EXERCISE REQUIREMENTS ::
**1.** From the essay on ceremony, reproduce the passage starting at "On our right" and ending at "worst intentional deception.".
**2.** In the essay on ceremony, why does the romantic inwardly rebel when elders say "This ritual is what we do and how we do it"? Answer in one to three sentences.

SOURCE TEXT ::
Ceremony
In a few days, many will process into bleachers and participate in a traditional commencement ceremony. Many may imagine that they would prefer to receive their diplomas in the mail (and to put them in a drawer instead of in a frame on the wall). There may be similar resistance for many who attend Eagle Scout Courts of Honor, weddings, funerals, inaugurations, church, chapel, and synagogue services, and other ritual ceremonies.
Why are we so resistant to this kind of activity, which human beings have been practicing since they have been known to be human?
Part of the answer lies in two big chips we carry on our shoulders when we enter into ceremonial occasions.
On our left shoulder is the unexamined assumption that anything that is not spontaneous, arising from immediate visceral instinct, is artificial and therefore false.
This chip we inherit from the Romantic movement of the 19th century, still very much with us. The spokesman for that movement, Jean-Jacques Rousseau, in many pages of argument, articulated the premise that man is naturally good and that it is society that corrupts him. The conclusion drawn by many was and is that in order to recover goodness, we must depart from the group and become entirely individual, which in practice means getting into touch with the most natural parts of ourselves: our bodies, spontaneous impulses, feelings, gut. The enemy is every fraternal, political, or religious institution, every tradition, every form of social conditioning or societal influence (except that which tells us to resist societal influence!).
With this chip on our shoulder, we experience any ceremony as a compromise of our sacred individuality, a succumbing to corrupting external pressure, a surrender.
And so we resist. The moment our elders tell us “This ritual is what we do and how we do it,” we inwardly rebel. (Who are you to tell me what to do? Nature is my guide to the good. You are society, trying to corrupt me.) The romantic enters the place of ceremony believing his best (natural) self is under attack by society in the form of artificiality.
On our right shoulder is the unexamined assumption that anything that cannot be scientifically demonstrated to our rational intellect is likely to be at best inadvertent error and at worst intentional deception.
This chip we inherit from the Enlightenment of the 18th century, still very much with us too. Here the premise is that man’s intellect is constantly growing in its mastery of reality and, given time and sufficient experimentation, will eventually comprehend all things that have in the past seemed to be mysterious. The conclusion drawn by many was and is that in order to attain to truth, we must examine everything with the eye of objective and skeptical rational observation supported by experiment. The enemy is every attempt to appeal to non-objective modes of experience: tradition, imagination, faith, revelation, obedience to authority (except the authority of science!).
With this chip on our shoulder, we experience any ceremony as a compromise of our sacred reason, a succumbing to corrupting superstition, a surrender.
And so we resist. The moment our elders tell us “This ritual is what we do and how we do it,” we inwardly rebel. (Do you really expect me to believe this is real? Reason is my instrument of truth. You are the ignorant past, trying to bamboozle me.) The rationalist enters the place of ceremony believing his true (rational) self is under attack by the past in the form of superstition.
We are all both romantics and rationalists—all of us. We can't help it. We came to consciousness being trained to be both, and reinforcement is all around us.
Except in our ceremonies.
Despite the inherited burden of those two chips, we nonetheless keep participating in ceremonies. We go to weddings and funerals; we look forward to the prom and commencement; we watch the ball dropping on New Year’s Eve or the President taking his oath of office. Why?

DATA EXTRACT ::
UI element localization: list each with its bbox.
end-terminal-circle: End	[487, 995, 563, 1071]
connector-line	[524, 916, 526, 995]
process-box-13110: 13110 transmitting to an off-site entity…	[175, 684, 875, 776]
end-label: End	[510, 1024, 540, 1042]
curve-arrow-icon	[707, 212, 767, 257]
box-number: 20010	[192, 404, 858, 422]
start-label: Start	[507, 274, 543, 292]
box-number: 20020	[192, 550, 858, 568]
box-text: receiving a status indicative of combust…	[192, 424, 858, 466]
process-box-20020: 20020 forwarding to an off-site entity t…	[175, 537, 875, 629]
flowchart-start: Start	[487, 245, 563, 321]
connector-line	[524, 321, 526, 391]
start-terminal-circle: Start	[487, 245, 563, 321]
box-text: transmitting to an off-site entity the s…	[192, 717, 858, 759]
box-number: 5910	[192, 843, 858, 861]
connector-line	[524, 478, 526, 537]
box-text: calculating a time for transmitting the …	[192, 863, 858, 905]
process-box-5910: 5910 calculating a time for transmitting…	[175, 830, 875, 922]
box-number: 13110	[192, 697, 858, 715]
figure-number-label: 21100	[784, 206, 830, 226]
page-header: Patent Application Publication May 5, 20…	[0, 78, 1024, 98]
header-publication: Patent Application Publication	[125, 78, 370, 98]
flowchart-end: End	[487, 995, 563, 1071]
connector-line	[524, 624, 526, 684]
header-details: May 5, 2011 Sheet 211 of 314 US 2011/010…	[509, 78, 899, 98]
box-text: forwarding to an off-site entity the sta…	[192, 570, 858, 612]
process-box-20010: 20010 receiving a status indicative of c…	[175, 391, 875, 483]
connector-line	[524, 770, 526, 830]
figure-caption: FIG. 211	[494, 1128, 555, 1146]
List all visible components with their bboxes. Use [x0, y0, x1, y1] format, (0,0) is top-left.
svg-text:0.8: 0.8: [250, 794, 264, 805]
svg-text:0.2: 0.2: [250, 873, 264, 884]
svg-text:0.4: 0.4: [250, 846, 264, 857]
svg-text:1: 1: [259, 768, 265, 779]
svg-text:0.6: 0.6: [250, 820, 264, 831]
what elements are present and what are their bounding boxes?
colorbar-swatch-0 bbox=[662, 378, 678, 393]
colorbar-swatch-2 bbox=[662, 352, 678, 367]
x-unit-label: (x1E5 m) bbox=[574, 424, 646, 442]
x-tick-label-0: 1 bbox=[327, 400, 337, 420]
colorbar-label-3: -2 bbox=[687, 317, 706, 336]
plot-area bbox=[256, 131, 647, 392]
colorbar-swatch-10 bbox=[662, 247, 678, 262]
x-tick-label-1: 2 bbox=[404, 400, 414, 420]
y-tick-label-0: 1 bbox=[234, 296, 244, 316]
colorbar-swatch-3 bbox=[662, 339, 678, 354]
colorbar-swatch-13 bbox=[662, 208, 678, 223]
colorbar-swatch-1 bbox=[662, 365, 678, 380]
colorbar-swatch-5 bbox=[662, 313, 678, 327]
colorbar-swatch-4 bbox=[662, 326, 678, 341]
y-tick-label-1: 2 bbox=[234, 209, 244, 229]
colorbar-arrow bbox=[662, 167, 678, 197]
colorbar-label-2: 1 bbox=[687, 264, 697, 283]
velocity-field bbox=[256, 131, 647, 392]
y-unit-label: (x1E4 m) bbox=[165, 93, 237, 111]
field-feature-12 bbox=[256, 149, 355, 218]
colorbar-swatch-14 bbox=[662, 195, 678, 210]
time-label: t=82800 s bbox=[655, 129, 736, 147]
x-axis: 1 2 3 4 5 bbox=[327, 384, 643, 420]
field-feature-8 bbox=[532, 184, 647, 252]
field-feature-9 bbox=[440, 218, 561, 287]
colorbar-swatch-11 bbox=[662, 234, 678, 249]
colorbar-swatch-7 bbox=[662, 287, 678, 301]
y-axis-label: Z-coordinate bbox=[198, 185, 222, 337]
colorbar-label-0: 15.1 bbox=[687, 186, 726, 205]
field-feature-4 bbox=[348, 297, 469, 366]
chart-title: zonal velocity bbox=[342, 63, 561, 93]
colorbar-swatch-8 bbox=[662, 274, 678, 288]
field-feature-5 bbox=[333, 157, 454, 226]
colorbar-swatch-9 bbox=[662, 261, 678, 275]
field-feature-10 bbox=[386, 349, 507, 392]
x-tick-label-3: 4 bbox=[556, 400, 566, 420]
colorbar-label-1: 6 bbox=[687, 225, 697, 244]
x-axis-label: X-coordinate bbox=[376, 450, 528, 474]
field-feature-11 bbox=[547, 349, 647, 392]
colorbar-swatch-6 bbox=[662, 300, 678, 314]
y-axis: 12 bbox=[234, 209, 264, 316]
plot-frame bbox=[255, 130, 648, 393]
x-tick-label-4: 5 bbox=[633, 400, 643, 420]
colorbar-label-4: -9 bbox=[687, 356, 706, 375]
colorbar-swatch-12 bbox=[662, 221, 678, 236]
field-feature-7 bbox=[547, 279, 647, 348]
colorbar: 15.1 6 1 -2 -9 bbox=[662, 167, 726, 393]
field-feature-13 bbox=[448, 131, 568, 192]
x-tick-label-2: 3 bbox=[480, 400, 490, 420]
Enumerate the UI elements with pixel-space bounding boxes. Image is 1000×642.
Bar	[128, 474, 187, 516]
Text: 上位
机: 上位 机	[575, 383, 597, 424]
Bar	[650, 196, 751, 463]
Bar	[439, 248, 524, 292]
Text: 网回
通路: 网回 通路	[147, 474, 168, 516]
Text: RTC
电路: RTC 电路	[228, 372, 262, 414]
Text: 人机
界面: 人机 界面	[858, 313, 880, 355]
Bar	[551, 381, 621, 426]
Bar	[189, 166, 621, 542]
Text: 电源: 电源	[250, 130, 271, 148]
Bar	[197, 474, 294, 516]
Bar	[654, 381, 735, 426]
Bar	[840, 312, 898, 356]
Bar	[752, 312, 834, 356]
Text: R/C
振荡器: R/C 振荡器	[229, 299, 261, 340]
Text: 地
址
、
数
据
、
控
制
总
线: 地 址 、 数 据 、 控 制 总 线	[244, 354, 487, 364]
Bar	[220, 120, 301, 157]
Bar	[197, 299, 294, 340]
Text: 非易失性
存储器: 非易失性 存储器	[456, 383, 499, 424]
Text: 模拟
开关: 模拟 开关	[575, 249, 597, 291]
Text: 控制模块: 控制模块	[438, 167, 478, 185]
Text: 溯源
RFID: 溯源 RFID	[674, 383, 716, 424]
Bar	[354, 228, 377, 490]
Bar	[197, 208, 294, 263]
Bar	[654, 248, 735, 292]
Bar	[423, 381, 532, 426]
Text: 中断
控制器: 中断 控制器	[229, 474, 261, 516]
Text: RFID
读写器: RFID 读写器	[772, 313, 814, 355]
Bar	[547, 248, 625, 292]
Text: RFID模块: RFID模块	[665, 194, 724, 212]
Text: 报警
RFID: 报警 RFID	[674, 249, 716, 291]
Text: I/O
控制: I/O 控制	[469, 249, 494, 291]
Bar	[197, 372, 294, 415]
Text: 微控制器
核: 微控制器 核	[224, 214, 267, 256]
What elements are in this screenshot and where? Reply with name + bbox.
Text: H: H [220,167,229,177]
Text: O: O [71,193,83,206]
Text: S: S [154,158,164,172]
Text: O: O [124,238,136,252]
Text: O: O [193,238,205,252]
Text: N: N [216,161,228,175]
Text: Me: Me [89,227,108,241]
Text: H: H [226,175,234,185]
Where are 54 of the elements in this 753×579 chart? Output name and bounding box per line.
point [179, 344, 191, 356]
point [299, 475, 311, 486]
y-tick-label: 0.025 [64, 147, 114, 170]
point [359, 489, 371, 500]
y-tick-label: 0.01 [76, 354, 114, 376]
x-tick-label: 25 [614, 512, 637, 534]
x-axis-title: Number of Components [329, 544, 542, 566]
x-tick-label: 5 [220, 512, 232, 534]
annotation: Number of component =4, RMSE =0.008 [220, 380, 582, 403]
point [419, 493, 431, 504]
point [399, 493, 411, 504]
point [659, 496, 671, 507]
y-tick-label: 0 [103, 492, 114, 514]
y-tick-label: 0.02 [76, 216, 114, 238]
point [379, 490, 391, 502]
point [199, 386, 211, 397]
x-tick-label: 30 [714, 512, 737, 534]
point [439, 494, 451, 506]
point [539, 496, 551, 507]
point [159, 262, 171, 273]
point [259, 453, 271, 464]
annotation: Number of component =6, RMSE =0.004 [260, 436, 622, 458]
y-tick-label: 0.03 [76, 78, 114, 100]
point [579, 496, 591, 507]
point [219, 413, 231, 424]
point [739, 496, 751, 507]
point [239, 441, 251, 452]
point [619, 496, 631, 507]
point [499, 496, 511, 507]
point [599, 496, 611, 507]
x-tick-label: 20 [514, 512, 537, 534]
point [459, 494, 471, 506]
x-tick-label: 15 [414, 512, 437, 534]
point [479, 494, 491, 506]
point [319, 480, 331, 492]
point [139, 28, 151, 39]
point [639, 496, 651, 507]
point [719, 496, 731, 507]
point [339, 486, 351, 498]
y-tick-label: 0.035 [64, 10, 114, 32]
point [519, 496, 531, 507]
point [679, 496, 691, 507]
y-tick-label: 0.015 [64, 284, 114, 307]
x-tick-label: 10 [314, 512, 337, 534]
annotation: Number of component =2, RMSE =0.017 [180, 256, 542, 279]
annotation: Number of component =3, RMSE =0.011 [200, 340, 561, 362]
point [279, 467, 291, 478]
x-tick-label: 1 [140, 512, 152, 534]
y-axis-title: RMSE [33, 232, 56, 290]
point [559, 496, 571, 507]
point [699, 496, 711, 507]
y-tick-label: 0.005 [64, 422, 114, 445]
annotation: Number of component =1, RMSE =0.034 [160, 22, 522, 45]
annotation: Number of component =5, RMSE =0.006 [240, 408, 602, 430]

ANSWERS TO THE TASKS ::
**1.**
On our right shoulder is the unexamined assumption that anything that cannot be scientifically demonstrated to our rational intellect is likely to be at best inadvertent error and at worst intentional deception.

**2.** The romantic assumes that anything not spontaneous is artificial and therefore false. This assumption comes from the Romantic premise that man is naturally good and that society corrupts him. So the romantic treats a ceremony as a surrender of sacred individuality and believes that society is attacking his best, natural self through artificiality.